## Start

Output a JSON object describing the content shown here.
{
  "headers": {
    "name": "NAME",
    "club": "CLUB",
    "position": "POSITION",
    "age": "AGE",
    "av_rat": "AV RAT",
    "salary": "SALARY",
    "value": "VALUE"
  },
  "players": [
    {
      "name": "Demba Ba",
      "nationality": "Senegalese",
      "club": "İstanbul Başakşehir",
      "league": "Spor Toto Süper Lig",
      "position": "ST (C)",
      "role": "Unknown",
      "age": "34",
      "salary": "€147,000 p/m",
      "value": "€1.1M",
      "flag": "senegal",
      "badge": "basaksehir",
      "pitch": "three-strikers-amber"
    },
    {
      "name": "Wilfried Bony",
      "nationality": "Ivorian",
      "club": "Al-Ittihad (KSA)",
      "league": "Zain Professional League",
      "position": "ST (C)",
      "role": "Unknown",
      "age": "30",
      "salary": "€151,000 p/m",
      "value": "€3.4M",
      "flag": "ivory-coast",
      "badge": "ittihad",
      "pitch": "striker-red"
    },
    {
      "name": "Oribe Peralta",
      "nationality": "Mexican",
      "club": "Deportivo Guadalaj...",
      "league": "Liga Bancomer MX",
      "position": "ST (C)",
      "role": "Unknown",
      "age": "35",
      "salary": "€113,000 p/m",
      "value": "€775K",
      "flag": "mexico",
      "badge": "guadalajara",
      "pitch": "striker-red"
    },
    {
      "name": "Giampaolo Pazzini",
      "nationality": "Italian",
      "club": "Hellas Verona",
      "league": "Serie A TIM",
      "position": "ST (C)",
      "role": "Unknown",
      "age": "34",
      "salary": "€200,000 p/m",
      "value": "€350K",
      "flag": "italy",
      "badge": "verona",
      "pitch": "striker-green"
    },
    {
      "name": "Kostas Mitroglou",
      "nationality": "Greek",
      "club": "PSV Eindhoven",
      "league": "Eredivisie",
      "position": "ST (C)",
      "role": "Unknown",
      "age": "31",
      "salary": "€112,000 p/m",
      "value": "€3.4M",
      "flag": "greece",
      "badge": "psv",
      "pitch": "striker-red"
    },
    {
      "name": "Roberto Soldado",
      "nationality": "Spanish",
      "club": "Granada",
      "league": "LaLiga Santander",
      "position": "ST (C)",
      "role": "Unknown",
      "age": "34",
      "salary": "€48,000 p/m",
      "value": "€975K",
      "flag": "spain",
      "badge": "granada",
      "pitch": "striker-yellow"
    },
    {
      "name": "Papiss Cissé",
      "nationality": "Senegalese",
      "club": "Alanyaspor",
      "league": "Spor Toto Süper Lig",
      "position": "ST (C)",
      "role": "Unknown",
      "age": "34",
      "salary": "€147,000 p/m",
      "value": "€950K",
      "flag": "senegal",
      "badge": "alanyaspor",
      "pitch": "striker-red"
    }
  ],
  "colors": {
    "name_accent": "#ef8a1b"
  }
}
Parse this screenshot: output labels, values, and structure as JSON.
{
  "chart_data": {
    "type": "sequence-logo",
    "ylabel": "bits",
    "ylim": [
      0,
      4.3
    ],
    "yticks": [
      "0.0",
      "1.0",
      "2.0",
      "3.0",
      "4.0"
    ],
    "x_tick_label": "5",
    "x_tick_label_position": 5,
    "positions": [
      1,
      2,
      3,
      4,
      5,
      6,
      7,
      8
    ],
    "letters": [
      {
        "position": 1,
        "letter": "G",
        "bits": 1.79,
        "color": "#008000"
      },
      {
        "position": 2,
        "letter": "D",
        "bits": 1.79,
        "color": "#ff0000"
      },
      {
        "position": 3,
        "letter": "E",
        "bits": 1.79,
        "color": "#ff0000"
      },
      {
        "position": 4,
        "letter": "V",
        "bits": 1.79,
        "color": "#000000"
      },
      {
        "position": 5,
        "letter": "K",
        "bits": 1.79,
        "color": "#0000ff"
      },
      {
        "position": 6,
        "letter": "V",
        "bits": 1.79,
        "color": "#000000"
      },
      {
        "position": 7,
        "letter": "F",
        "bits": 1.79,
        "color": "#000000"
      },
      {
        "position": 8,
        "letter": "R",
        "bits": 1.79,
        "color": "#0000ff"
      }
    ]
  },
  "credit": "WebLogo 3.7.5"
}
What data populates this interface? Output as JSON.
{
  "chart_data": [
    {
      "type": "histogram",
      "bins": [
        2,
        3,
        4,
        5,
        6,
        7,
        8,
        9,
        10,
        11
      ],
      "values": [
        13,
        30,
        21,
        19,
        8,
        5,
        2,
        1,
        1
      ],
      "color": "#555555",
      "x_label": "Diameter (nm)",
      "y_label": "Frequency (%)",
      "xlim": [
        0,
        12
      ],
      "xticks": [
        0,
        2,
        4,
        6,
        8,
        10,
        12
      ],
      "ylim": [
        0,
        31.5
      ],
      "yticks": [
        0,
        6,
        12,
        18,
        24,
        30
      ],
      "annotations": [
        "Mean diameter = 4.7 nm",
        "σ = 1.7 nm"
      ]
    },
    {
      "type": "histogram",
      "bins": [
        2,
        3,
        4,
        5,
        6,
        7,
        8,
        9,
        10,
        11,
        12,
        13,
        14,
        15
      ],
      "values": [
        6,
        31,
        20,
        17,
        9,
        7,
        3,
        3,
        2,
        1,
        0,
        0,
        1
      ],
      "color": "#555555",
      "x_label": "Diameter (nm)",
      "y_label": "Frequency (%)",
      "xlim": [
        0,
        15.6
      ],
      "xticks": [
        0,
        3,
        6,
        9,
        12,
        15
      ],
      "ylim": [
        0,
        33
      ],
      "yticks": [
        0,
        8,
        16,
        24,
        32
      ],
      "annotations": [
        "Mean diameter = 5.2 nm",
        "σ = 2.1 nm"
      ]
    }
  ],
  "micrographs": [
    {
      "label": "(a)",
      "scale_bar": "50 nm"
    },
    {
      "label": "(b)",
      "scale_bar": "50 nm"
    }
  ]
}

## End

◆ **What is asked**
Find "nationality". Copy every line it occurs in.

◆ **Exercise answer**
      "nationality": "Senegalese",
      "nationality": "Ivorian",
      "nationality": "Mexican",
      "nationality": "Italian",
      "nationality": "Greek",
      "nationality": "Spanish",
      "nationality": "Senegalese",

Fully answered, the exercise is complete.